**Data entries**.
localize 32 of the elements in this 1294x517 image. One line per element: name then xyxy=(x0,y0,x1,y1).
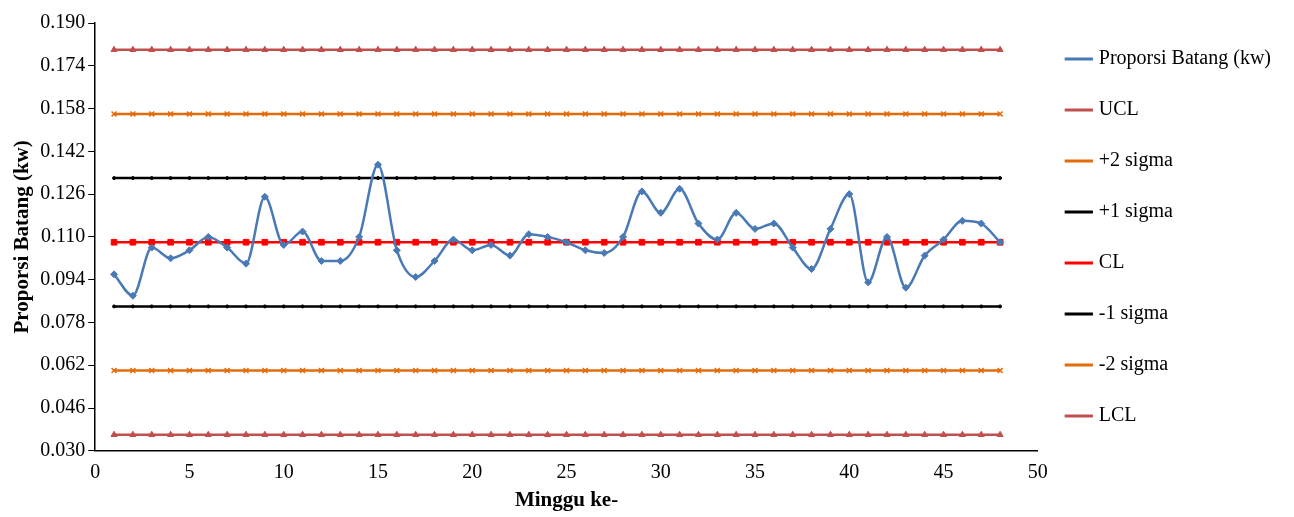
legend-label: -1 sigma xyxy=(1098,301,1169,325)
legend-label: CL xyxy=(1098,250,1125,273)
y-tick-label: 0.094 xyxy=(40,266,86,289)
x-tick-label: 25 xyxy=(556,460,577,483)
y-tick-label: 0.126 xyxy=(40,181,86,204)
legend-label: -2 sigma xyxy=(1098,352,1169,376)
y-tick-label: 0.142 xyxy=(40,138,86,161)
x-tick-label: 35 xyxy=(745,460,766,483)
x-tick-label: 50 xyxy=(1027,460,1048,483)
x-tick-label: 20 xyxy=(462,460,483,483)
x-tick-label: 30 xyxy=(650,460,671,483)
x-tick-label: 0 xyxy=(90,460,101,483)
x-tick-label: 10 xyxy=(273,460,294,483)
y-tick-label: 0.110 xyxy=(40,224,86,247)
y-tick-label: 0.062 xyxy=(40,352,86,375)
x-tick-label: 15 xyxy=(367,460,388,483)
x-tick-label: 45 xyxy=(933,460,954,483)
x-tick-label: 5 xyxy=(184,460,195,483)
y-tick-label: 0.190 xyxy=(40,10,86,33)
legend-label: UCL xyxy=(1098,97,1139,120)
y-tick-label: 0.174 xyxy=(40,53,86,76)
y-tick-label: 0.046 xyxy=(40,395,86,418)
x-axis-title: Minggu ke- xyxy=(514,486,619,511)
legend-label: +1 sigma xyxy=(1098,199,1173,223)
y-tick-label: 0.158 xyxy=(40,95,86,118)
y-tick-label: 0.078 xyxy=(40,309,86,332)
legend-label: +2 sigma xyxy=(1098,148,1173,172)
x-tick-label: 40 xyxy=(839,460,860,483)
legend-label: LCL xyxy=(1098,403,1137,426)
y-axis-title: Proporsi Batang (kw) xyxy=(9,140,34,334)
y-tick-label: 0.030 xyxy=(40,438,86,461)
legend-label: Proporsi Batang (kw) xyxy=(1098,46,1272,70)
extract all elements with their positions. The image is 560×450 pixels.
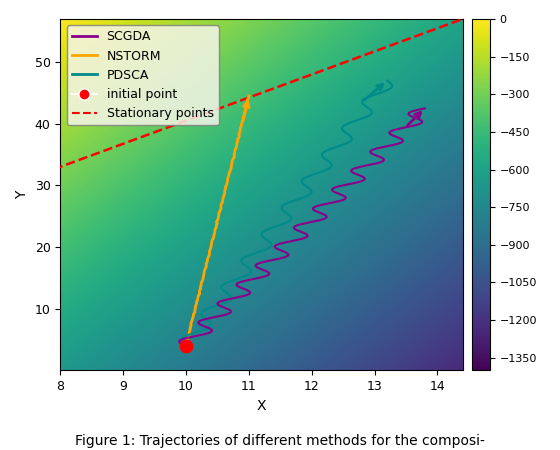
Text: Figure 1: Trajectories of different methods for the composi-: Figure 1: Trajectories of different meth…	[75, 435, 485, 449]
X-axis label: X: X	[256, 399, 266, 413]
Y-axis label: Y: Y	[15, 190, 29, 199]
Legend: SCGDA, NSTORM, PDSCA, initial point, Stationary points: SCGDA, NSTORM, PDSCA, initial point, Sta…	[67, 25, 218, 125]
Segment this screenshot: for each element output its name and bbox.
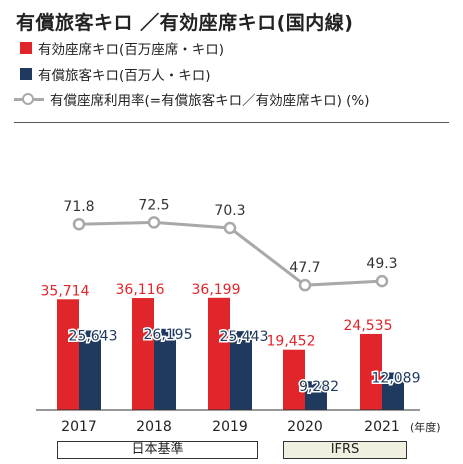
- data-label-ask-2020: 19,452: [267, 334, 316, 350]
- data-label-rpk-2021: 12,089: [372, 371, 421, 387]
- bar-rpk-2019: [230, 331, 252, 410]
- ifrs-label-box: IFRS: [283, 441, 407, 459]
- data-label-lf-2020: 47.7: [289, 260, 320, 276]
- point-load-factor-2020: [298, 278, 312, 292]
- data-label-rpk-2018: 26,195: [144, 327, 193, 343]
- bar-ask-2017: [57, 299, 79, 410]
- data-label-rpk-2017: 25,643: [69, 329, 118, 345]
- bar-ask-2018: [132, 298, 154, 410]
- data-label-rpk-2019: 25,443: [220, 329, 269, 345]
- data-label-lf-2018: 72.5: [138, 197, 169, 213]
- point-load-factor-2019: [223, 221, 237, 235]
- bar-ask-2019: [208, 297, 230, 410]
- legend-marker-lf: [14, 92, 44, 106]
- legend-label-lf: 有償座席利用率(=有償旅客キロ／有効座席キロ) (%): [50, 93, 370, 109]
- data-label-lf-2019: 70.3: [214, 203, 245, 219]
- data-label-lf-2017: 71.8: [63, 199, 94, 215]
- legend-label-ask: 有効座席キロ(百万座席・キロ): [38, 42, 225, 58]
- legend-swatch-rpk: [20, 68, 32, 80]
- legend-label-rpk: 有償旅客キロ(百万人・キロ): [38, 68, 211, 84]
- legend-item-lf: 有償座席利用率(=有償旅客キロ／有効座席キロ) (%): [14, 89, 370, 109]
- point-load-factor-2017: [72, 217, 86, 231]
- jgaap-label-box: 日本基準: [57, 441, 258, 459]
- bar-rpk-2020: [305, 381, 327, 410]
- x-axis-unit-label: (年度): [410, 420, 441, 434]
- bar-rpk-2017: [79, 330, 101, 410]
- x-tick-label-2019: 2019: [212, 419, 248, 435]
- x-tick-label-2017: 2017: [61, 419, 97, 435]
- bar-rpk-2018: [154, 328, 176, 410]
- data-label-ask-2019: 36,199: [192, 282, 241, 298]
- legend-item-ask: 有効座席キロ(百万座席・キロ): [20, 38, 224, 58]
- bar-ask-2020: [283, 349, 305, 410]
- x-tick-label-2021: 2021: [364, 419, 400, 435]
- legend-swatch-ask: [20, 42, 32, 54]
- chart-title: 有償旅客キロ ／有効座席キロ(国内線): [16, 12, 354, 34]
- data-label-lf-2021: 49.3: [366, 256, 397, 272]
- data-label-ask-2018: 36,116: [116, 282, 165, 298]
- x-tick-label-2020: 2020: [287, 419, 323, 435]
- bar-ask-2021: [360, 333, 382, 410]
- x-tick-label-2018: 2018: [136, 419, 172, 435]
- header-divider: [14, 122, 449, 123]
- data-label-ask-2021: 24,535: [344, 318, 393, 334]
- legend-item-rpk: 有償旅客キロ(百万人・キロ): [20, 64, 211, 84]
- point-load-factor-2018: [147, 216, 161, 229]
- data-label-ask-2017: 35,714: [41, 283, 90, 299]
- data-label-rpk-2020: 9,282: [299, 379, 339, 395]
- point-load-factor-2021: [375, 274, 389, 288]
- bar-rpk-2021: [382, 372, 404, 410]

**PROBLEM DETAILS**. Count how many of the lines above contain the string "有効座席キロ". Reply with the number alone.

**SOLUTION FOR THIS EXERCISE**. 5